• [Records from a data source]
=====
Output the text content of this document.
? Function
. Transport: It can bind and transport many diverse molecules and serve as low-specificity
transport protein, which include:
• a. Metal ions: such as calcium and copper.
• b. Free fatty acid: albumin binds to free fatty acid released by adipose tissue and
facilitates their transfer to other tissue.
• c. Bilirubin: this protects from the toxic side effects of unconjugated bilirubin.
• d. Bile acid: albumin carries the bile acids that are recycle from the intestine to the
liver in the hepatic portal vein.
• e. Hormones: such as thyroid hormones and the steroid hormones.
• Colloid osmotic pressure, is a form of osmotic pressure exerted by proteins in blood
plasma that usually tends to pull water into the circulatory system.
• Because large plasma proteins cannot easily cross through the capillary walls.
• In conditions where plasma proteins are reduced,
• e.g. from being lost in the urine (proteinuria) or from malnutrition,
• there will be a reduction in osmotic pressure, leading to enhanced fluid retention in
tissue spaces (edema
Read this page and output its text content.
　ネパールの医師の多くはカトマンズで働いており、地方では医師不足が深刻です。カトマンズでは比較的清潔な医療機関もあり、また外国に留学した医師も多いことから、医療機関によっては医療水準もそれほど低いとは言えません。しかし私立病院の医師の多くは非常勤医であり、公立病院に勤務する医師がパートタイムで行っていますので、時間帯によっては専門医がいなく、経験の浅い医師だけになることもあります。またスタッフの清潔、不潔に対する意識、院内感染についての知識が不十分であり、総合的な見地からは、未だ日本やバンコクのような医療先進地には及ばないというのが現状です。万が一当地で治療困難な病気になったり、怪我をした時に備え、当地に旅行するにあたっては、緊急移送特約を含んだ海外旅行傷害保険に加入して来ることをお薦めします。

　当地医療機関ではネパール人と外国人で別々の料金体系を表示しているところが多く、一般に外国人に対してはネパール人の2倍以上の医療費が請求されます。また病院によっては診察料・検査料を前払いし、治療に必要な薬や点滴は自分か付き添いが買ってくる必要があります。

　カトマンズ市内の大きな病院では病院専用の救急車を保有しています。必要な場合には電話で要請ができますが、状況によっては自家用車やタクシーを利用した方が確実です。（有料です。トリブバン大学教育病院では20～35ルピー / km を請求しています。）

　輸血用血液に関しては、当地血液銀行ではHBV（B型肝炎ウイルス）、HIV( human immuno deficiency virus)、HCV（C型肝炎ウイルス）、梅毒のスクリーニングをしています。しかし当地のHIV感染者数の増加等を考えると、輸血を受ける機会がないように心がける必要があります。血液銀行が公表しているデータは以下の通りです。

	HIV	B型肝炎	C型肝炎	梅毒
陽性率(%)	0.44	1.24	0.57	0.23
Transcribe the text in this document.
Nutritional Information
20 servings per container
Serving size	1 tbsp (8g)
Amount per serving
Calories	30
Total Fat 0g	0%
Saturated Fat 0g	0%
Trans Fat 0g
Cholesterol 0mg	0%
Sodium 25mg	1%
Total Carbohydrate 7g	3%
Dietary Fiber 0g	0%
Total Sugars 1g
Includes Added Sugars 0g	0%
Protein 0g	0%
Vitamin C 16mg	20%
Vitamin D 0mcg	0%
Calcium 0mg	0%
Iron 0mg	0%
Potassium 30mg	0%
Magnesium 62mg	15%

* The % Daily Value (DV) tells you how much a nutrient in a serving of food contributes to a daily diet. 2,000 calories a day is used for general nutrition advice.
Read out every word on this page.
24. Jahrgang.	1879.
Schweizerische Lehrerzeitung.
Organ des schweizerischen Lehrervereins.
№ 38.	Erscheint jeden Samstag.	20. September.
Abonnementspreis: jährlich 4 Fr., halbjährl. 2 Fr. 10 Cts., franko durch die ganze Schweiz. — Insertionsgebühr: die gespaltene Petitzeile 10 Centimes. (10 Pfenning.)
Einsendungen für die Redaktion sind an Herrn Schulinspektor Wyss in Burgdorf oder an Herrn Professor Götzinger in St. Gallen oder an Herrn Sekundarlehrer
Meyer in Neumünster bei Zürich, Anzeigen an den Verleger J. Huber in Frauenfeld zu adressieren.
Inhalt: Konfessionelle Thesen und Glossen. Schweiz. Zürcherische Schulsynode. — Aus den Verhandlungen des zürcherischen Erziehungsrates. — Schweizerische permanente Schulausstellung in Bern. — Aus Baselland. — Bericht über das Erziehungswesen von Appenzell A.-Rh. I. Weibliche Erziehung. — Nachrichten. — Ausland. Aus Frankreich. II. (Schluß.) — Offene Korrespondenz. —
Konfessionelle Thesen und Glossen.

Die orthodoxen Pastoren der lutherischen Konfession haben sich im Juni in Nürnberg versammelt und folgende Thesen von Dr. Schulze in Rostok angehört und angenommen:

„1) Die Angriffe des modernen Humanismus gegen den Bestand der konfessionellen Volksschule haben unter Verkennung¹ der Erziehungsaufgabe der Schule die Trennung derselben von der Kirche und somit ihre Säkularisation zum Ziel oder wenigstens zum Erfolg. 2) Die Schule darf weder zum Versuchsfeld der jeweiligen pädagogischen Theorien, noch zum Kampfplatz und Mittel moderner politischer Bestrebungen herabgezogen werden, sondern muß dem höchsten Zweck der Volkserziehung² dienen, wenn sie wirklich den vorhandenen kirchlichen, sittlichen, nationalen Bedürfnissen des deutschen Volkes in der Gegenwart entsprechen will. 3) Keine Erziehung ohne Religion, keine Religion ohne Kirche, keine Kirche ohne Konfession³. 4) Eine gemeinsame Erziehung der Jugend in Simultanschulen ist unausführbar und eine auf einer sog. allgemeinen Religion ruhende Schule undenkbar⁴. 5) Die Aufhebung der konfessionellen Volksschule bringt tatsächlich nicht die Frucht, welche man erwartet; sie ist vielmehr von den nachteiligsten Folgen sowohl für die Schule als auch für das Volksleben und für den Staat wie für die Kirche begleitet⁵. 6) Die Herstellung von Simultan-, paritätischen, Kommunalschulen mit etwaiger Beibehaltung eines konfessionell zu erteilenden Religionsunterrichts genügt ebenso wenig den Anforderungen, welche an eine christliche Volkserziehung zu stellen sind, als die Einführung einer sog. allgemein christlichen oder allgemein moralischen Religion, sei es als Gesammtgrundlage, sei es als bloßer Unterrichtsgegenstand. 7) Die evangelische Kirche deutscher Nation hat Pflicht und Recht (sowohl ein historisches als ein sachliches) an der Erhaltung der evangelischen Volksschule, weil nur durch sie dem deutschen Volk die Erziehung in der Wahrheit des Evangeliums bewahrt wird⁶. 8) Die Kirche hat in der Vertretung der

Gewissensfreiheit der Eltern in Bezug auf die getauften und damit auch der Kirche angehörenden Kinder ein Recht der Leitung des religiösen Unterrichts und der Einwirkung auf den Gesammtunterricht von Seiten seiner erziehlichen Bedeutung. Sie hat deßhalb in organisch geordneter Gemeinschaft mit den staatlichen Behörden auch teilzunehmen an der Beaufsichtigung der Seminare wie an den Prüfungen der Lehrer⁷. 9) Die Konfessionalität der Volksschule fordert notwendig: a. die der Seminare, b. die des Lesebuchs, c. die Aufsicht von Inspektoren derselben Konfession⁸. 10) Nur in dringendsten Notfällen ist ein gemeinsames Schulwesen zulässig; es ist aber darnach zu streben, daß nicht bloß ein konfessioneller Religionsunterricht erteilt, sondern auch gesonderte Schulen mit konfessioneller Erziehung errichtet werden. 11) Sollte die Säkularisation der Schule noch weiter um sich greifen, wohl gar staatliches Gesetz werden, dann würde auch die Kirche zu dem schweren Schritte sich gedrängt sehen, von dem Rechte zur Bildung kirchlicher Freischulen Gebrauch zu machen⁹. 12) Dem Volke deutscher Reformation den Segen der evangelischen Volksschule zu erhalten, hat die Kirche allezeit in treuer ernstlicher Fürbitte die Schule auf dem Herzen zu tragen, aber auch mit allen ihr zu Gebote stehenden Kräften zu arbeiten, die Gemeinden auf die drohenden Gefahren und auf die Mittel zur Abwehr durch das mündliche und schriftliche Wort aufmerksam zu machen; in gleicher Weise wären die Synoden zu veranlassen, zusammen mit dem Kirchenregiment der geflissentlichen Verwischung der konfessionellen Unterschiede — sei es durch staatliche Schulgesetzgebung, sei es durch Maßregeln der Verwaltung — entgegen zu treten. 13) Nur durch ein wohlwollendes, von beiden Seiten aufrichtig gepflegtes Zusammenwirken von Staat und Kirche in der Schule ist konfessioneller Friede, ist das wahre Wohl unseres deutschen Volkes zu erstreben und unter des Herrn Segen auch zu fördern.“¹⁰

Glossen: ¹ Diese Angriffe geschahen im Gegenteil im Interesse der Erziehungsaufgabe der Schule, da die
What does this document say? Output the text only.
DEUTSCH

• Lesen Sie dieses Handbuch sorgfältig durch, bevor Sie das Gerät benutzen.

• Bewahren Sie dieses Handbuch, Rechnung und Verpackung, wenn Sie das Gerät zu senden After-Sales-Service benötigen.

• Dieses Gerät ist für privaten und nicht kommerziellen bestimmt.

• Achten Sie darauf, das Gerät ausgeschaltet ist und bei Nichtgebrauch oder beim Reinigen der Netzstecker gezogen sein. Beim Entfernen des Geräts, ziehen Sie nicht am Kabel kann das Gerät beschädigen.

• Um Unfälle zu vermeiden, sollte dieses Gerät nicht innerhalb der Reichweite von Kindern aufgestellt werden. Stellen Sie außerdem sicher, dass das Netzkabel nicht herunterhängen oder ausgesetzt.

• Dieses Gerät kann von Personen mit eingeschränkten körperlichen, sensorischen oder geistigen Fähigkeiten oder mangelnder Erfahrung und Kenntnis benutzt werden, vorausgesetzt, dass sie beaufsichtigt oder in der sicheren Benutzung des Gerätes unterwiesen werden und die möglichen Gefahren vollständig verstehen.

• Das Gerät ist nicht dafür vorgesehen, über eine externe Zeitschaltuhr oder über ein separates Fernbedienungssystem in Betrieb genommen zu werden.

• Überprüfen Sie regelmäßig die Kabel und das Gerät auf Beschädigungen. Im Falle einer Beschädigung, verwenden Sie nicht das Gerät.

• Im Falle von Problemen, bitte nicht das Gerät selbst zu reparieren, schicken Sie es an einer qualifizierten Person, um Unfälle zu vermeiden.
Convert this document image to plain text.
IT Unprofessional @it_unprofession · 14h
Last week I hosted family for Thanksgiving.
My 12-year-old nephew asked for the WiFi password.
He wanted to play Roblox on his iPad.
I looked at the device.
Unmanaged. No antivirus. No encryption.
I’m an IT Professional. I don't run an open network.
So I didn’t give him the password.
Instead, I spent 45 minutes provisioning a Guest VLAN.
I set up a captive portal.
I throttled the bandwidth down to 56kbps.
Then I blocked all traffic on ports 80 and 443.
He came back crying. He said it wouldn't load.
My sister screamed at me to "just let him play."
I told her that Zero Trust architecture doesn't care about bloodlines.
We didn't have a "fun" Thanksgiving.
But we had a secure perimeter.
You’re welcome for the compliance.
=====
• [Your goal] Where the word "Herrn" occurs in a line of the entries above, count that line, and reply with the total only.

• [Expected output] 2